**Exercise objective:** Take each line containing "Visited" and report it exactly as written.

+++ Exercise material

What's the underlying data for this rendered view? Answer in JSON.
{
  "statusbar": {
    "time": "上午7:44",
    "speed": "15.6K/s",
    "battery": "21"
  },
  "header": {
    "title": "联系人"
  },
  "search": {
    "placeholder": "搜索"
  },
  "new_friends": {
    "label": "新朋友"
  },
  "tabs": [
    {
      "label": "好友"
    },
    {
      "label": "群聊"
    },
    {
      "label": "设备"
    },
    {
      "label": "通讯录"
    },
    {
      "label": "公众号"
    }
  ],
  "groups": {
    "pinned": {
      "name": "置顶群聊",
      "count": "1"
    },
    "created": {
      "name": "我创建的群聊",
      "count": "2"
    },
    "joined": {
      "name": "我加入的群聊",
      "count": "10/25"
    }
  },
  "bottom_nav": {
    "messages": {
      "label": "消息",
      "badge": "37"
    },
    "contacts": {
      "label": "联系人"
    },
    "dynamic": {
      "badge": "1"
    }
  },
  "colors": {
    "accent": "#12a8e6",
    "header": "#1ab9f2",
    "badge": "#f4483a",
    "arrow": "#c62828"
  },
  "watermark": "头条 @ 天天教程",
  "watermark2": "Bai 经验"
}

++++++
+++ Exercise material

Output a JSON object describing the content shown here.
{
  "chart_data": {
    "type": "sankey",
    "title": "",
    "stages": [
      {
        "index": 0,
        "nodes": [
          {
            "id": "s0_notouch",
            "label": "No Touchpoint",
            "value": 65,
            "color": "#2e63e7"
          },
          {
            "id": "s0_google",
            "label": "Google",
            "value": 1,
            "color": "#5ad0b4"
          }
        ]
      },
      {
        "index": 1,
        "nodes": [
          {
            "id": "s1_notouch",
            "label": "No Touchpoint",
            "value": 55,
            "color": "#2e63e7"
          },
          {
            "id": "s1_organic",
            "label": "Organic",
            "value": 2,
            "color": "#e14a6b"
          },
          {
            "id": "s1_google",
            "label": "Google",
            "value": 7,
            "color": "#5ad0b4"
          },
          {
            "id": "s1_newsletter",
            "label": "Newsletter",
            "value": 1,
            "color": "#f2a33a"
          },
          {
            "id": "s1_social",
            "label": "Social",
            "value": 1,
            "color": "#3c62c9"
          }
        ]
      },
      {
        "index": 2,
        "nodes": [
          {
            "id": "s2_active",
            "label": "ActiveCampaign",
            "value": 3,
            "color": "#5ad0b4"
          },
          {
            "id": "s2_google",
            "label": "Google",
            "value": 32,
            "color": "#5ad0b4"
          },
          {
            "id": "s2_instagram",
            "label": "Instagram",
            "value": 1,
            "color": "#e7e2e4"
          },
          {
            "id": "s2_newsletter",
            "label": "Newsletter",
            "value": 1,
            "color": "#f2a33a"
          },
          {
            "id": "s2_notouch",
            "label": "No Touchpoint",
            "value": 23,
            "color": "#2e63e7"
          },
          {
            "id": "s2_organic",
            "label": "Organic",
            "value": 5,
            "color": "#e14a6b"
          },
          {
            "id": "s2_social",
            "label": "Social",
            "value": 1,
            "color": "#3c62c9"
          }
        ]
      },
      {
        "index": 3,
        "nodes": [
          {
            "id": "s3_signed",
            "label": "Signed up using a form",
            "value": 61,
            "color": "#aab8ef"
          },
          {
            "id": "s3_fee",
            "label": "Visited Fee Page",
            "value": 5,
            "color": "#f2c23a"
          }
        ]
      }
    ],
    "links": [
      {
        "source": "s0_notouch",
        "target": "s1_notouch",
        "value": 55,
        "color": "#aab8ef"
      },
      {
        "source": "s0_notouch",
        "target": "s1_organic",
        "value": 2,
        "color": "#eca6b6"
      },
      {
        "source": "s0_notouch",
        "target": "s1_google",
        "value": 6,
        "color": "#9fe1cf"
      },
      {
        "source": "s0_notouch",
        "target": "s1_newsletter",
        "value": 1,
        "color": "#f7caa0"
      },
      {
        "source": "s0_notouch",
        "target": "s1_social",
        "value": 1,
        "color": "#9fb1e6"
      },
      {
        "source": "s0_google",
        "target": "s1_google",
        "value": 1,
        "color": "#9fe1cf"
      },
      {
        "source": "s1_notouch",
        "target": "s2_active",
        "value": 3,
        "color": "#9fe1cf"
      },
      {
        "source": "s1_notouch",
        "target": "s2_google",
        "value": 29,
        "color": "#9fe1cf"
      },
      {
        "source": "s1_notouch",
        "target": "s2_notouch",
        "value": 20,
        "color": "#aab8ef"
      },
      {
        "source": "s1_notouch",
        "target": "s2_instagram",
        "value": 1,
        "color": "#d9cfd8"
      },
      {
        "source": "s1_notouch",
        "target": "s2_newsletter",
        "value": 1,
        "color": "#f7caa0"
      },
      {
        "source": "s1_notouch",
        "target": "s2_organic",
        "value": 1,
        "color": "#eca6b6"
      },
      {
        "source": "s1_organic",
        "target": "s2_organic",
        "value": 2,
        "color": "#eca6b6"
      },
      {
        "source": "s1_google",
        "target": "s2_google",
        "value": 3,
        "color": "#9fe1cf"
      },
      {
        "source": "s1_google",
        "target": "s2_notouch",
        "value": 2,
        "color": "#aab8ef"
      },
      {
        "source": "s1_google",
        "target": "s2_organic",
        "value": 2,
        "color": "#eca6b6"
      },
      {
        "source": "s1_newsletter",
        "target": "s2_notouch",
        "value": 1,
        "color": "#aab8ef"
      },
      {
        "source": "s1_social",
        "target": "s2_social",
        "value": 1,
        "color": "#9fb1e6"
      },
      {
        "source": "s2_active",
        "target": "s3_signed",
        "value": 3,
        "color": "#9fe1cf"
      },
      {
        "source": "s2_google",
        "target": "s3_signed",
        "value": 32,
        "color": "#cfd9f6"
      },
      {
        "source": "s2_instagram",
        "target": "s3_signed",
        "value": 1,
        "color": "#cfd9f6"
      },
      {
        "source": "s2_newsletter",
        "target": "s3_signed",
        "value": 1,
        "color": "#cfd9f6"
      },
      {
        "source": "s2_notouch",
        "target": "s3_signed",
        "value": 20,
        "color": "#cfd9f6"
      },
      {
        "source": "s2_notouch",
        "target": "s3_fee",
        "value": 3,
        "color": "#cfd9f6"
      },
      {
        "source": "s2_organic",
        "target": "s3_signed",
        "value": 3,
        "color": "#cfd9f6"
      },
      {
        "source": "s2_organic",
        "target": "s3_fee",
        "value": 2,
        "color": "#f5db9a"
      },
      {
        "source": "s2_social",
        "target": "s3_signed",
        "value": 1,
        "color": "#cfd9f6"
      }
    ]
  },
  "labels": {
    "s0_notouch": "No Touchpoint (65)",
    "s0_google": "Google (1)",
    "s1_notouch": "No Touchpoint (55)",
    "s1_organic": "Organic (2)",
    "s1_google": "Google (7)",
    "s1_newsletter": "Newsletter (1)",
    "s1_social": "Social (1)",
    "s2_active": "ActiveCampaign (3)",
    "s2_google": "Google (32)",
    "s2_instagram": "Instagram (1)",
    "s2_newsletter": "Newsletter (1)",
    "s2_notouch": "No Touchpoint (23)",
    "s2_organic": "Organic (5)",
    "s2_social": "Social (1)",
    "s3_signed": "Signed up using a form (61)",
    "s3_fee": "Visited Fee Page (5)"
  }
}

++++++

**Solved exercise:**
            "label": "Visited Fee Page",
    "s3_fee": "Visited Fee Page (5)"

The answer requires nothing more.